### Given request
Repeat each record exactly. Any picture gets left out.

### Data supplied
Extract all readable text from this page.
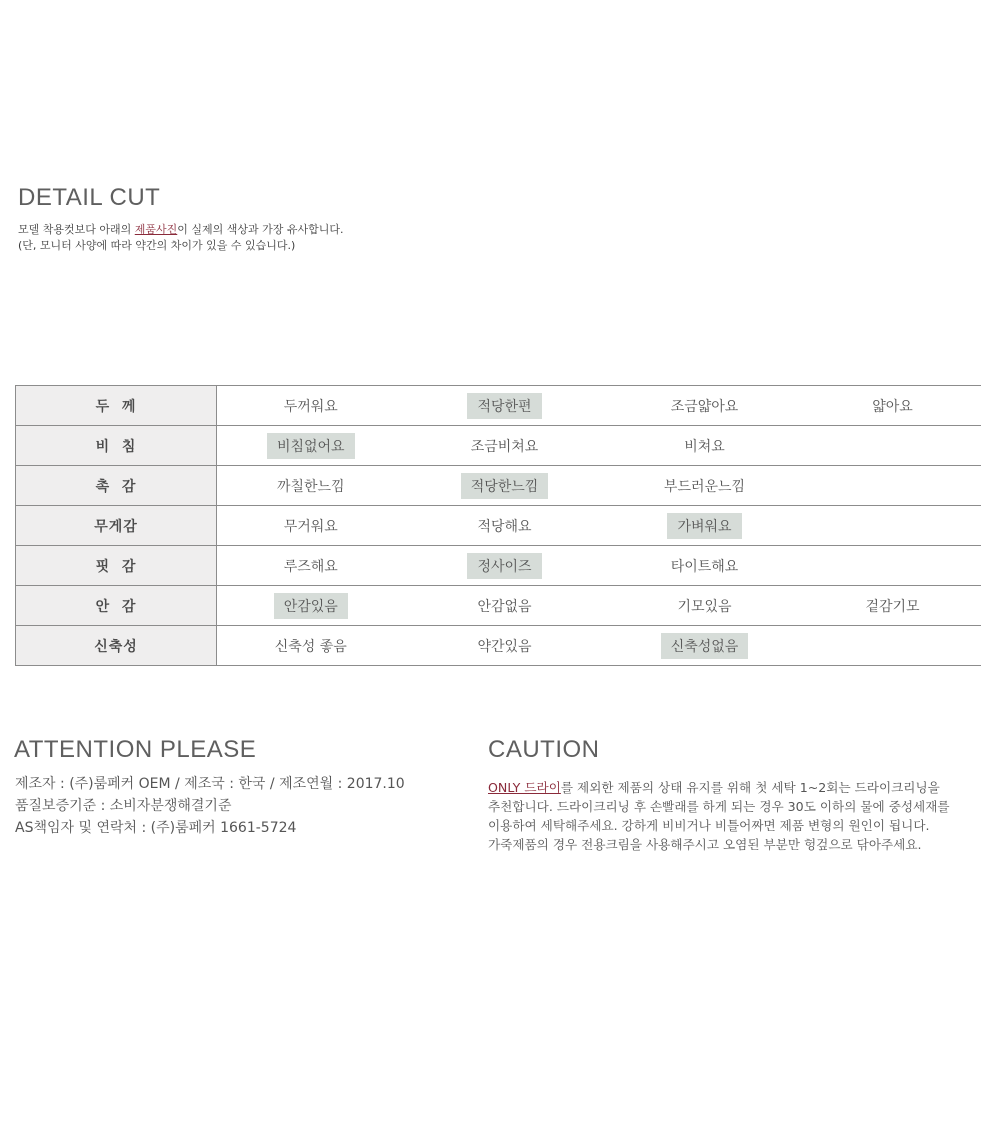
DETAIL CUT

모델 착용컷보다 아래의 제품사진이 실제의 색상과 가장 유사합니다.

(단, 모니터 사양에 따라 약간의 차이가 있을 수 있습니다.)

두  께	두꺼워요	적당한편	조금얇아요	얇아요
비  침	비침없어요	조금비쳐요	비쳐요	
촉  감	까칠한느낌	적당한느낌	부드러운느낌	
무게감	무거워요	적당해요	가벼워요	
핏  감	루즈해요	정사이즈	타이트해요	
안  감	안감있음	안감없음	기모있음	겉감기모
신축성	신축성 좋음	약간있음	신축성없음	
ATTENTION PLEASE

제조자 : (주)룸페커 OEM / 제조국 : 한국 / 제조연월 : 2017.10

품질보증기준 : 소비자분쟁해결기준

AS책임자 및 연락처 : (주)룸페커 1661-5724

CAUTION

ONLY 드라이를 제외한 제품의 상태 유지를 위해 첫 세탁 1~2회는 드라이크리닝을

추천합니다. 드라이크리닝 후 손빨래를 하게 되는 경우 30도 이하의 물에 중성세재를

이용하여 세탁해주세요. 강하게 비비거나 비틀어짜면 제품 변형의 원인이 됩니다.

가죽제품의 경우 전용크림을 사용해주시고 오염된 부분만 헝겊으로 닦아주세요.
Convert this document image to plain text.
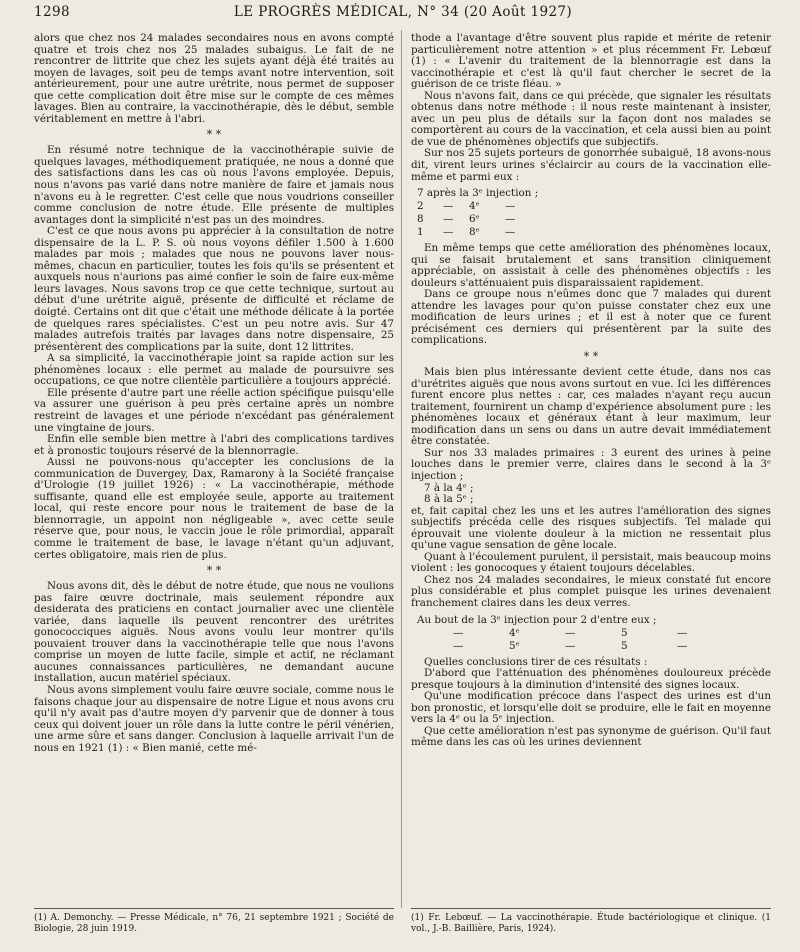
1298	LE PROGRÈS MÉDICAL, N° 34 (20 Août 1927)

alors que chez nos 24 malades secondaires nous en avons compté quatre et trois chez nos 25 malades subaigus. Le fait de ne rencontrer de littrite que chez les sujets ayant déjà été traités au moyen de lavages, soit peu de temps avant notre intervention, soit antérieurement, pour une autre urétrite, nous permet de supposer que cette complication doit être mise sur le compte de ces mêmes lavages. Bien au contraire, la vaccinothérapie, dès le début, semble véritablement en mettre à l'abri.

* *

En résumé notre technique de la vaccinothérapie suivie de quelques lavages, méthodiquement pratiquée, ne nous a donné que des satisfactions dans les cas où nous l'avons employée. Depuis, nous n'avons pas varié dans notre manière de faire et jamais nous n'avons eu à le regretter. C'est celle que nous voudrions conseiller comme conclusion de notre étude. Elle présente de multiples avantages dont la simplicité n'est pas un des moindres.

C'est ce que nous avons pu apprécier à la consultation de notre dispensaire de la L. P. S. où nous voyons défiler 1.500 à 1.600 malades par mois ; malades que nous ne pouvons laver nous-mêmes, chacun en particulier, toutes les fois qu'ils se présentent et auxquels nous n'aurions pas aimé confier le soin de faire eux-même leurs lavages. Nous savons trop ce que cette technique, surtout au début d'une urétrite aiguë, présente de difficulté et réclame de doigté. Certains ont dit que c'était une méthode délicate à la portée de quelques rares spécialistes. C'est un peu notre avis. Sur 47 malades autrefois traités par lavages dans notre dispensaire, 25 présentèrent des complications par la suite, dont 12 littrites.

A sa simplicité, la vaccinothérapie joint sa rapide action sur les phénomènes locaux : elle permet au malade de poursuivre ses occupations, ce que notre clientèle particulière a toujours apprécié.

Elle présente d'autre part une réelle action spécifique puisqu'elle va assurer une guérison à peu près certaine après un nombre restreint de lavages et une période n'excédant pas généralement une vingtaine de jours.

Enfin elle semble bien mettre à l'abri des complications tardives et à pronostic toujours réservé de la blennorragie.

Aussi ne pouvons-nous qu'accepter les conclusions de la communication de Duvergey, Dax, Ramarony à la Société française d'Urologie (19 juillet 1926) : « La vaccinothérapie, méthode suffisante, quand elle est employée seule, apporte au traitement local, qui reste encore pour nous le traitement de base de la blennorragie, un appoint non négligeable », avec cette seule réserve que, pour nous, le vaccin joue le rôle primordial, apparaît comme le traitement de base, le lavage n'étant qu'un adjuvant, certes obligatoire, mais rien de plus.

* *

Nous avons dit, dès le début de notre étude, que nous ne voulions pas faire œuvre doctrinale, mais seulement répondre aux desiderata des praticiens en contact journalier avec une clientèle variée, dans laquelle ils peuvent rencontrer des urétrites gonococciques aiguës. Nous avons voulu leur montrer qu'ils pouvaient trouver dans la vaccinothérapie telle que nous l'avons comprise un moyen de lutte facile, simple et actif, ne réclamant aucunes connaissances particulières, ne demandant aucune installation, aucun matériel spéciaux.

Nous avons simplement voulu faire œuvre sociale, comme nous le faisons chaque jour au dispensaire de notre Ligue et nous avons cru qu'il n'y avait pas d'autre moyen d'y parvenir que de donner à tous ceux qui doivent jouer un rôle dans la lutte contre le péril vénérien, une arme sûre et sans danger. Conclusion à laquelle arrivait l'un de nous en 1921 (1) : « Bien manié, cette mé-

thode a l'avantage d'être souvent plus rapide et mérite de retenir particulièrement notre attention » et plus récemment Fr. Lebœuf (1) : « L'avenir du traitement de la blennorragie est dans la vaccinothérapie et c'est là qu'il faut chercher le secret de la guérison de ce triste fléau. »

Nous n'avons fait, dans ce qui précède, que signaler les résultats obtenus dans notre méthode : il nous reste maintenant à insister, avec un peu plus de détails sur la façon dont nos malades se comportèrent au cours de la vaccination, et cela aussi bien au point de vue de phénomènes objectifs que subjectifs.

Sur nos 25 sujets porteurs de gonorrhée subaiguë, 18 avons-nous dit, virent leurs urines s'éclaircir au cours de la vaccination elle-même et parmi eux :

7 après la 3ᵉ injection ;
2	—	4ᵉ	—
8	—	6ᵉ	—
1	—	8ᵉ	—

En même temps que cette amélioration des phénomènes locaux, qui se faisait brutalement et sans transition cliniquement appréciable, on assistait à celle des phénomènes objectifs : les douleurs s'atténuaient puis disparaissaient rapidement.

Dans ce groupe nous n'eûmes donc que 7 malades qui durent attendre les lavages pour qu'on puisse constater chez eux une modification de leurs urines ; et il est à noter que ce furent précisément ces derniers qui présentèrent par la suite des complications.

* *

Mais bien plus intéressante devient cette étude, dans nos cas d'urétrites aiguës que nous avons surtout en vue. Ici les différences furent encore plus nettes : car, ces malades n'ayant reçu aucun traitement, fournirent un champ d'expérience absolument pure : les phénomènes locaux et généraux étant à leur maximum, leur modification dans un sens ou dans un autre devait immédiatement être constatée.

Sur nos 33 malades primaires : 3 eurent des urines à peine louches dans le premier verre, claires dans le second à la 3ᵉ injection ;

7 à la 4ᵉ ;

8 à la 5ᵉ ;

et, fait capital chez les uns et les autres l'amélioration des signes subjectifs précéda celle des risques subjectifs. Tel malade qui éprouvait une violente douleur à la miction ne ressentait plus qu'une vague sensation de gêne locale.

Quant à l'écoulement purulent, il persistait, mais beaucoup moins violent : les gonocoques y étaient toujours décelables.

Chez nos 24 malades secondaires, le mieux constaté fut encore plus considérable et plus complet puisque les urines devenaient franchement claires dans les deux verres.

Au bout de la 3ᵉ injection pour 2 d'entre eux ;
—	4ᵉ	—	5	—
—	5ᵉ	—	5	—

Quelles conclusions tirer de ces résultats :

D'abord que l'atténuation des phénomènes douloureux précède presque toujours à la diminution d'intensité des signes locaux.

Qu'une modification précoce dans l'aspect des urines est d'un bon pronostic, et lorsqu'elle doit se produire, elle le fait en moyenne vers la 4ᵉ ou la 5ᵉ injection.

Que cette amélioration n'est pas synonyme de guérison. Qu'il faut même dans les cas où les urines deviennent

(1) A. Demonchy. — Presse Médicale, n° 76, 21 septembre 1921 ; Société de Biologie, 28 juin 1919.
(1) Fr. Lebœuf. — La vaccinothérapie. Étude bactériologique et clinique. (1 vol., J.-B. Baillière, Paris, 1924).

### Answer in full
Extract all readable text from this page.
DETAIL CUT

모델 착용컷보다 아래의 제품사진이 실제의 색상과 가장 유사합니다.

(단, 모니터 사양에 따라 약간의 차이가 있을 수 있습니다.)

두  께	두꺼워요	적당한편	조금얇아요	얇아요
비  침	비침없어요	조금비쳐요	비쳐요	
촉  감	까칠한느낌	적당한느낌	부드러운느낌	
무게감	무거워요	적당해요	가벼워요	
핏  감	루즈해요	정사이즈	타이트해요	
안  감	안감있음	안감없음	기모있음	겉감기모
신축성	신축성 좋음	약간있음	신축성없음	
ATTENTION PLEASE

제조자 : (주)룸페커 OEM / 제조국 : 한국 / 제조연월 : 2017.10

품질보증기준 : 소비자분쟁해결기준

AS책임자 및 연락처 : (주)룸페커 1661-5724

CAUTION

ONLY 드라이를 제외한 제품의 상태 유지를 위해 첫 세탁 1~2회는 드라이크리닝을

추천합니다. 드라이크리닝 후 손빨래를 하게 되는 경우 30도 이하의 물에 중성세재를

이용하여 세탁해주세요. 강하게 비비거나 비틀어짜면 제품 변형의 원인이 됩니다.

가죽제품의 경우 전용크림을 사용해주시고 오염된 부분만 헝겊으로 닦아주세요.
Convert this document image to plain text.
1298	LE PROGRÈS MÉDICAL, N° 34 (20 Août 1927)

alors que chez nos 24 malades secondaires nous en avons compté quatre et trois chez nos 25 malades subaigus. Le fait de ne rencontrer de littrite que chez les sujets ayant déjà été traités au moyen de lavages, soit peu de temps avant notre intervention, soit antérieurement, pour une autre urétrite, nous permet de supposer que cette complication doit être mise sur le compte de ces mêmes lavages. Bien au contraire, la vaccinothérapie, dès le début, semble véritablement en mettre à l'abri.

* *

En résumé notre technique de la vaccinothérapie suivie de quelques lavages, méthodiquement pratiquée, ne nous a donné que des satisfactions dans les cas où nous l'avons employée. Depuis, nous n'avons pas varié dans notre manière de faire et jamais nous n'avons eu à le regretter. C'est celle que nous voudrions conseiller comme conclusion de notre étude. Elle présente de multiples avantages dont la simplicité n'est pas un des moindres.

C'est ce que nous avons pu apprécier à la consultation de notre dispensaire de la L. P. S. où nous voyons défiler 1.500 à 1.600 malades par mois ; malades que nous ne pouvons laver nous-mêmes, chacun en particulier, toutes les fois qu'ils se présentent et auxquels nous n'aurions pas aimé confier le soin de faire eux-même leurs lavages. Nous savons trop ce que cette technique, surtout au début d'une urétrite aiguë, présente de difficulté et réclame de doigté. Certains ont dit que c'était une méthode délicate à la portée de quelques rares spécialistes. C'est un peu notre avis. Sur 47 malades autrefois traités par lavages dans notre dispensaire, 25 présentèrent des complications par la suite, dont 12 littrites.

A sa simplicité, la vaccinothérapie joint sa rapide action sur les phénomènes locaux : elle permet au malade de poursuivre ses occupations, ce que notre clientèle particulière a toujours apprécié.

Elle présente d'autre part une réelle action spécifique puisqu'elle va assurer une guérison à peu près certaine après un nombre restreint de lavages et une période n'excédant pas généralement une vingtaine de jours.

Enfin elle semble bien mettre à l'abri des complications tardives et à pronostic toujours réservé de la blennorragie.

Aussi ne pouvons-nous qu'accepter les conclusions de la communication de Duvergey, Dax, Ramarony à la Société française d'Urologie (19 juillet 1926) : « La vaccinothérapie, méthode suffisante, quand elle est employée seule, apporte au traitement local, qui reste encore pour nous le traitement de base de la blennorragie, un appoint non négligeable », avec cette seule réserve que, pour nous, le vaccin joue le rôle primordial, apparaît comme le traitement de base, le lavage n'étant qu'un adjuvant, certes obligatoire, mais rien de plus.

* *

Nous avons dit, dès le début de notre étude, que nous ne voulions pas faire œuvre doctrinale, mais seulement répondre aux desiderata des praticiens en contact journalier avec une clientèle variée, dans laquelle ils peuvent rencontrer des urétrites gonococciques aiguës. Nous avons voulu leur montrer qu'ils pouvaient trouver dans la vaccinothérapie telle que nous l'avons comprise un moyen de lutte facile, simple et actif, ne réclamant aucunes connaissances particulières, ne demandant aucune installation, aucun matériel spéciaux.

Nous avons simplement voulu faire œuvre sociale, comme nous le faisons chaque jour au dispensaire de notre Ligue et nous avons cru qu'il n'y avait pas d'autre moyen d'y parvenir que de donner à tous ceux qui doivent jouer un rôle dans la lutte contre le péril vénérien, une arme sûre et sans danger. Conclusion à laquelle arrivait l'un de nous en 1921 (1) : « Bien manié, cette mé-

thode a l'avantage d'être souvent plus rapide et mérite de retenir particulièrement notre attention » et plus récemment Fr. Lebœuf (1) : « L'avenir du traitement de la blennorragie est dans la vaccinothérapie et c'est là qu'il faut chercher le secret de la guérison de ce triste fléau. »

Nous n'avons fait, dans ce qui précède, que signaler les résultats obtenus dans notre méthode : il nous reste maintenant à insister, avec un peu plus de détails sur la façon dont nos malades se comportèrent au cours de la vaccination, et cela aussi bien au point de vue de phénomènes objectifs que subjectifs.

Sur nos 25 sujets porteurs de gonorrhée subaiguë, 18 avons-nous dit, virent leurs urines s'éclaircir au cours de la vaccination elle-même et parmi eux :

7 après la 3ᵉ injection ;
2	—	4ᵉ	—
8	—	6ᵉ	—
1	—	8ᵉ	—

En même temps que cette amélioration des phénomènes locaux, qui se faisait brutalement et sans transition cliniquement appréciable, on assistait à celle des phénomènes objectifs : les douleurs s'atténuaient puis disparaissaient rapidement.

Dans ce groupe nous n'eûmes donc que 7 malades qui durent attendre les lavages pour qu'on puisse constater chez eux une modification de leurs urines ; et il est à noter que ce furent précisément ces derniers qui présentèrent par la suite des complications.

* *

Mais bien plus intéressante devient cette étude, dans nos cas d'urétrites aiguës que nous avons surtout en vue. Ici les différences furent encore plus nettes : car, ces malades n'ayant reçu aucun traitement, fournirent un champ d'expérience absolument pure : les phénomènes locaux et généraux étant à leur maximum, leur modification dans un sens ou dans un autre devait immédiatement être constatée.

Sur nos 33 malades primaires : 3 eurent des urines à peine louches dans le premier verre, claires dans le second à la 3ᵉ injection ;

7 à la 4ᵉ ;

8 à la 5ᵉ ;

et, fait capital chez les uns et les autres l'amélioration des signes subjectifs précéda celle des risques subjectifs. Tel malade qui éprouvait une violente douleur à la miction ne ressentait plus qu'une vague sensation de gêne locale.

Quant à l'écoulement purulent, il persistait, mais beaucoup moins violent : les gonocoques y étaient toujours décelables.

Chez nos 24 malades secondaires, le mieux constaté fut encore plus considérable et plus complet puisque les urines devenaient franchement claires dans les deux verres.

Au bout de la 3ᵉ injection pour 2 d'entre eux ;
—	4ᵉ	—	5	—
—	5ᵉ	—	5	—

Quelles conclusions tirer de ces résultats :

D'abord que l'atténuation des phénomènes douloureux précède presque toujours à la diminution d'intensité des signes locaux.

Qu'une modification précoce dans l'aspect des urines est d'un bon pronostic, et lorsqu'elle doit se produire, elle le fait en moyenne vers la 4ᵉ ou la 5ᵉ injection.

Que cette amélioration n'est pas synonyme de guérison. Qu'il faut même dans les cas où les urines deviennent

(1) A. Demonchy. — Presse Médicale, n° 76, 21 septembre 1921 ; Société de Biologie, 28 juin 1919.
(1) Fr. Lebœuf. — La vaccinothérapie. Étude bactériologique et clinique. (1 vol., J.-B. Baillière, Paris, 1924).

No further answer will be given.